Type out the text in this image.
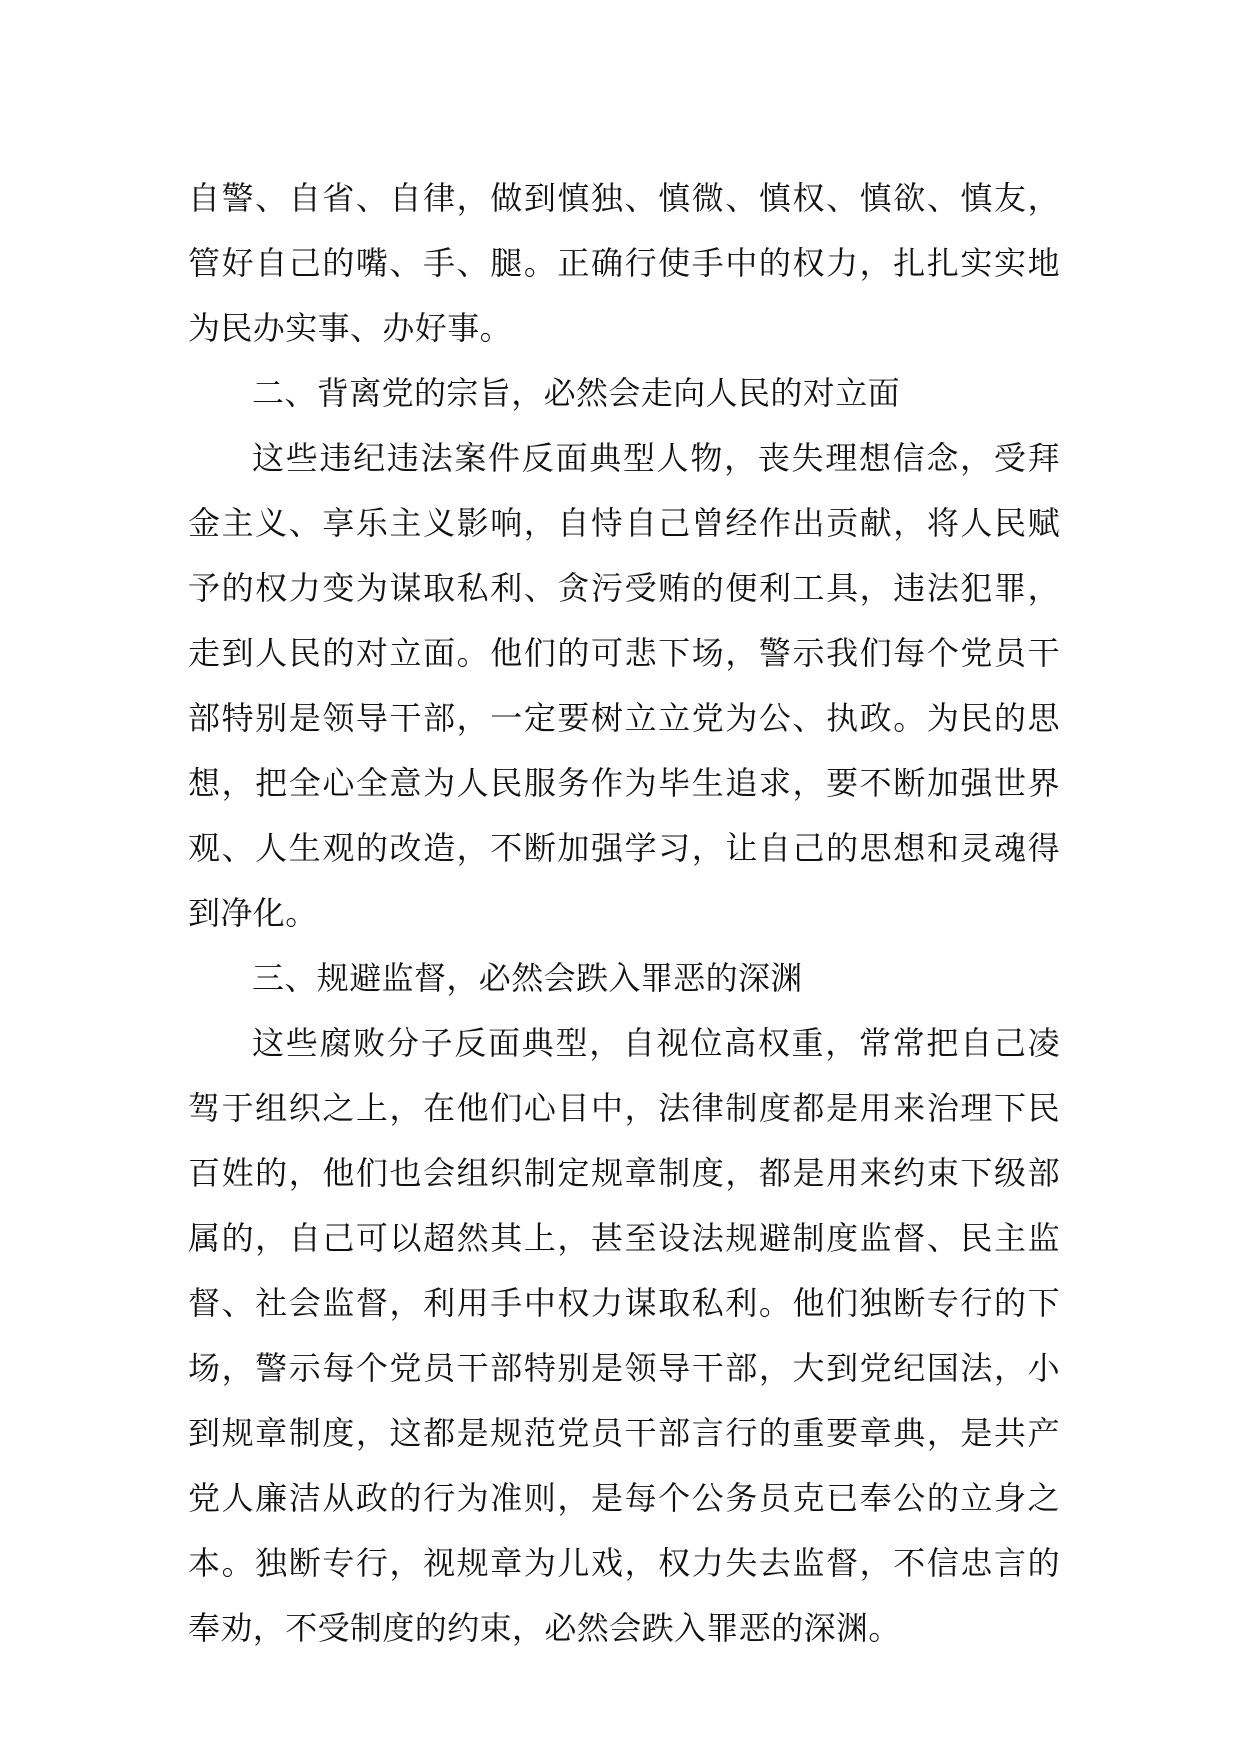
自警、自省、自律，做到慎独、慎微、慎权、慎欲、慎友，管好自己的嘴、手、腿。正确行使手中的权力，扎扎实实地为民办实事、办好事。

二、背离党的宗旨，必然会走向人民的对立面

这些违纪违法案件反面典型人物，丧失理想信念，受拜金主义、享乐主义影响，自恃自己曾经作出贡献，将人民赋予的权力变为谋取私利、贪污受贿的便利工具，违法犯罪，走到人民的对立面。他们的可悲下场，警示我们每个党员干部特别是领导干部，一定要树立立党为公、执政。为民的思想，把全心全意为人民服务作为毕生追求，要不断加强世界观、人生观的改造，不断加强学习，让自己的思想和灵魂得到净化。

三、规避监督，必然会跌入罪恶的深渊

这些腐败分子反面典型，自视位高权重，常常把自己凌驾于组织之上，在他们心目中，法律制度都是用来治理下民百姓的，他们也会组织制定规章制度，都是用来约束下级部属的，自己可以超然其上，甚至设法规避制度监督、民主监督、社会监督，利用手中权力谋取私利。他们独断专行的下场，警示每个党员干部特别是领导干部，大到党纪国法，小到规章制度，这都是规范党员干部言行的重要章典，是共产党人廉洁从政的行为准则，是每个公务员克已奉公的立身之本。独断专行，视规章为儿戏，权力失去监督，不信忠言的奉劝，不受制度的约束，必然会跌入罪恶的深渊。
- - - -
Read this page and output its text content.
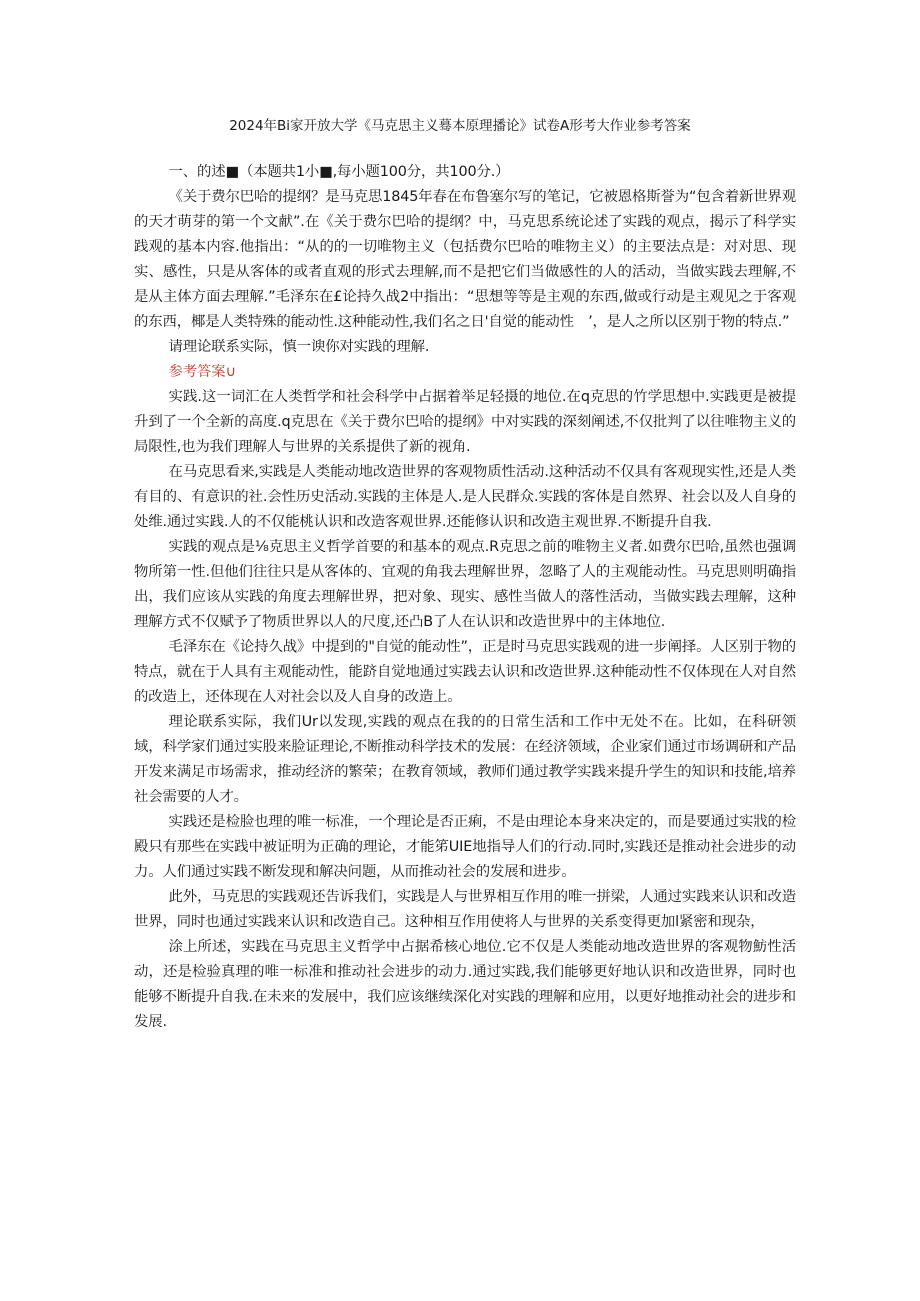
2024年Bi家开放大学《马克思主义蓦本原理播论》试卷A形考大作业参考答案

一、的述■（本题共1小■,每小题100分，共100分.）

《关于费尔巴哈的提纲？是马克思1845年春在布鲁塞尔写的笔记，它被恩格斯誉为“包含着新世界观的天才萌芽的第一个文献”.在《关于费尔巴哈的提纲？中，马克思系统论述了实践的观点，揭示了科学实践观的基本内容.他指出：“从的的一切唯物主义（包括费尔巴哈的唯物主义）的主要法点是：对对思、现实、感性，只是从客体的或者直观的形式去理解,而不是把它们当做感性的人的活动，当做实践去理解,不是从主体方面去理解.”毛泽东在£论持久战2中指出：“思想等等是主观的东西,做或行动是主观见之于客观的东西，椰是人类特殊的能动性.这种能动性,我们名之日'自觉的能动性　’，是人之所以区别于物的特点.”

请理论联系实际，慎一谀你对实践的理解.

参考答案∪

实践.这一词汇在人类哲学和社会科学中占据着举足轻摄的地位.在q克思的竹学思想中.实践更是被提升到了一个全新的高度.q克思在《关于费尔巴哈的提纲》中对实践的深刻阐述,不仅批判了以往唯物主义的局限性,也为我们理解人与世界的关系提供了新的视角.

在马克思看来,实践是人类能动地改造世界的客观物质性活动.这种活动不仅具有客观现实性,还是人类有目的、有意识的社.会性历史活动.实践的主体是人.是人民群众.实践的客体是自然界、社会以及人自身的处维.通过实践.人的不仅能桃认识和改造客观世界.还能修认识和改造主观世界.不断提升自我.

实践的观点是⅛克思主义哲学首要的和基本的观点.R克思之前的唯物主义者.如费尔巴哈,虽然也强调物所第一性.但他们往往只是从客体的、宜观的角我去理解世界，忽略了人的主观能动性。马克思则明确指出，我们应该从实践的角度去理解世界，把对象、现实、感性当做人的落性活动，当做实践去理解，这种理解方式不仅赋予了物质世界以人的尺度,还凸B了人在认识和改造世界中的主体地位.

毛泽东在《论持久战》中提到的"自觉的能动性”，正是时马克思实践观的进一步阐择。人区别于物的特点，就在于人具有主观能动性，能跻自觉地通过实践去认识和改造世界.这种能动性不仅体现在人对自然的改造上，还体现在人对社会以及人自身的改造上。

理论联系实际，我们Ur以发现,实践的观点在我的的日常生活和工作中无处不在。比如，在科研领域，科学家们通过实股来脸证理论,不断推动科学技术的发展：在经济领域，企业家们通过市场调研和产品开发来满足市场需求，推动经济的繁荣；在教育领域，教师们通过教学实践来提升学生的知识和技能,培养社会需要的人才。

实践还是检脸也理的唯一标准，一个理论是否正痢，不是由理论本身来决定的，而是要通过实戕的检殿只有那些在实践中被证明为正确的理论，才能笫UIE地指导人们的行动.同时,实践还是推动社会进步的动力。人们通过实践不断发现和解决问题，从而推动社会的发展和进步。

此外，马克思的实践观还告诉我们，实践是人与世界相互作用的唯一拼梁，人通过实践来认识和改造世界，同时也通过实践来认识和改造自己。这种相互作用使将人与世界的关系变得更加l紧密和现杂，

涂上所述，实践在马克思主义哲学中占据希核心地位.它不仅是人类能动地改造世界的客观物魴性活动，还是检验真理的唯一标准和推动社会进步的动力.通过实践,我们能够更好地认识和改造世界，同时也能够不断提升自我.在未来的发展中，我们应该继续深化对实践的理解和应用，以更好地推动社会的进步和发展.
- - - -
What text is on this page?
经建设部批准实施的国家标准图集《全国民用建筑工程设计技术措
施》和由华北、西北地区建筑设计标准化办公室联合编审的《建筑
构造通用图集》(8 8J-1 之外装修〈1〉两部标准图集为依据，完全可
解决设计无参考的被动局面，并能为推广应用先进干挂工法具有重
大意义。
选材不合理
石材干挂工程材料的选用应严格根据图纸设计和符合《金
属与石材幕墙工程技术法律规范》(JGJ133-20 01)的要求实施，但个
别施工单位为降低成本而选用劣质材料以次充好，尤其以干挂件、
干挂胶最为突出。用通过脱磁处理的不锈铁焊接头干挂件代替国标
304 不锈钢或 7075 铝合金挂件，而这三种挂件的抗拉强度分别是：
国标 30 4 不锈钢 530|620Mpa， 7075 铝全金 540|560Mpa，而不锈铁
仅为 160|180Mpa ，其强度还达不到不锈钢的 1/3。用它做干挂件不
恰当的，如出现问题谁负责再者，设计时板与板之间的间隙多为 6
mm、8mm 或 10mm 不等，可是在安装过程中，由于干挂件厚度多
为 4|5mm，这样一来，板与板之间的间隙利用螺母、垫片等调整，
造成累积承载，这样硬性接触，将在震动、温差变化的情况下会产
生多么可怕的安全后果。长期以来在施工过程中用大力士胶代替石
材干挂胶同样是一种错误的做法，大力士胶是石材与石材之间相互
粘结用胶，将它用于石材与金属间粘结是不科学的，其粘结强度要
- - - -
= PROBLEM REQUIREMENTS =
Give every line of the material that includes the string "关于费尔巴哈的提纲".

= EXERCISE ANSWER =
《关于费尔巴哈的提纲？是马克思1845年春在布鲁塞尔写的笔记，它被恩格斯誉为“包含着新世界观的天才萌芽的第一个文献”.在《关于费尔巴哈的提纲？中，马克思系统论述了实践的观点，揭示了科学实践观的基本内容.他指出：“从的的一切唯物主义（包括费尔巴哈的唯物主义）的主要法点是：对对思、现实、感性，只是从客体的或者直观的形式去理解,而不是把它们当做感性的人的活动，当做实践去理解,不是从主体方面去理解.”毛泽东在£论持久战2中指出：“思想等等是主观的东西,做或行动是主观见之于客观的东西，椰是人类特殊的能动性.这种能动性,我们名之日'自觉的能动性　’，是人之所以区别于物的特点.”
实践.这一词汇在人类哲学和社会科学中占据着举足轻摄的地位.在q克思的竹学思想中.实践更是被提升到了一个全新的高度.q克思在《关于费尔巴哈的提纲》中对实践的深刻阐述,不仅批判了以往唯物主义的局限性,也为我们理解人与世界的关系提供了新的视角.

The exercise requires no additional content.